── DATA IN THIS EXERCISE

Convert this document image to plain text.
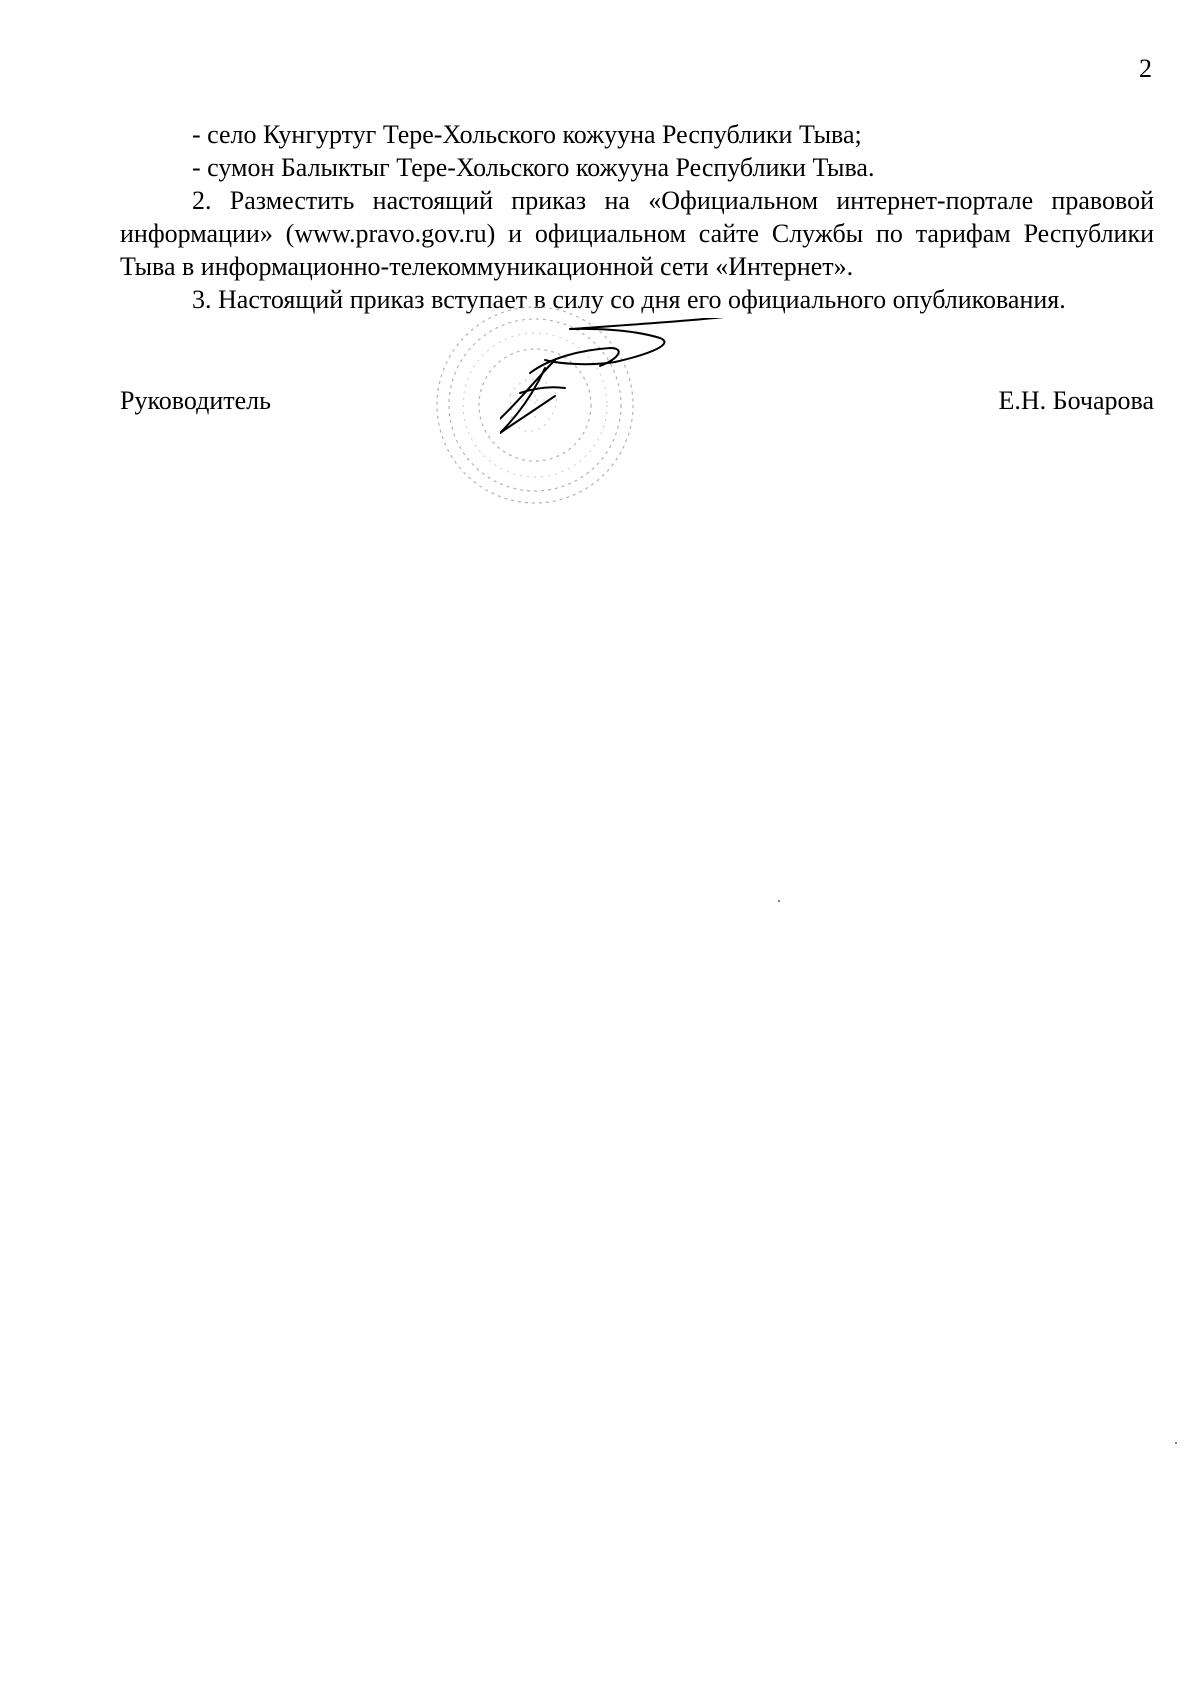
2

- село Кунгуртуг Тере-Хольского кожууна Республики Тыва;

- сумон Балыктыг Тере-Хольского кожууна Республики Тыва.

2. Разместить настоящий приказ на «Официальном интернет-портале правовой информации» (www.pravo.gov.ru) и официальном сайте Службы по тарифам Республики Тыва в информационно-телекоммуникационной сети «Интернет».

3. Настоящий приказ вступает в силу со дня его официального опубликования.

Руководитель	Е.Н. Бочарова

────

- EXERCISE PROMPT
Search the data for the string "приказ" and copy each line where it appears.

- EXERCISE ANSWER
2. Разместить настоящий приказ на «Официальном интернет-портале правовой информации» (www.pravo.gov.ru) и официальном сайте Службы по тарифам Республики Тыва в информационно-телекоммуникационной сети «Интернет».
3. Настоящий приказ вступает в силу со дня его официального опубликования.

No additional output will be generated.